┌────────

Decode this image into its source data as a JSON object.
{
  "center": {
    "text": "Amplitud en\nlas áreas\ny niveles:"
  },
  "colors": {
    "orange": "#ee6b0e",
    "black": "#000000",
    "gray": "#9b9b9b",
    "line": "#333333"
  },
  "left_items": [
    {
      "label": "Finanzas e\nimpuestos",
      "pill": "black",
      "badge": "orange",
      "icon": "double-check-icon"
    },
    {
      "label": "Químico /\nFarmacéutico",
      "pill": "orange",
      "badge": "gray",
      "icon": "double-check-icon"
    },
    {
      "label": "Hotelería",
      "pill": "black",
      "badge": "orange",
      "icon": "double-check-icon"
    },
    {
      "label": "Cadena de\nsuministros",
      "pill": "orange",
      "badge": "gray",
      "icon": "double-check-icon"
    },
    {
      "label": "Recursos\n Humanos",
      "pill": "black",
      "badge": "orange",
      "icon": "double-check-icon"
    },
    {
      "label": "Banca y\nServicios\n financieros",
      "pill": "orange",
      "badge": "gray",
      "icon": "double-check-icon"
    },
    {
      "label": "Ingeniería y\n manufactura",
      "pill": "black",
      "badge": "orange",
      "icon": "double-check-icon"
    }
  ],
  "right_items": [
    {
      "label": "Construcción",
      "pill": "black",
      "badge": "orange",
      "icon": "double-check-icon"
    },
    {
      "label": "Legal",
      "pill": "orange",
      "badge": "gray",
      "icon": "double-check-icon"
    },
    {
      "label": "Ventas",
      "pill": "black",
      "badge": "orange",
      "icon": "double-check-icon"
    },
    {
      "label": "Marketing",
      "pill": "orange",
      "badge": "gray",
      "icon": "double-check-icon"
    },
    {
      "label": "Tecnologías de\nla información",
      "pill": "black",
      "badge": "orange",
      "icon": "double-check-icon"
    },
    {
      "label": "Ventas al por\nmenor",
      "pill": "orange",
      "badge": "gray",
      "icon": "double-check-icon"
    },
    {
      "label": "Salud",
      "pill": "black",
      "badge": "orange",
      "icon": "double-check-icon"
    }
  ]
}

└────────

What is the number of lines in the data holding the word "Ventas"? Reply with that number only.

2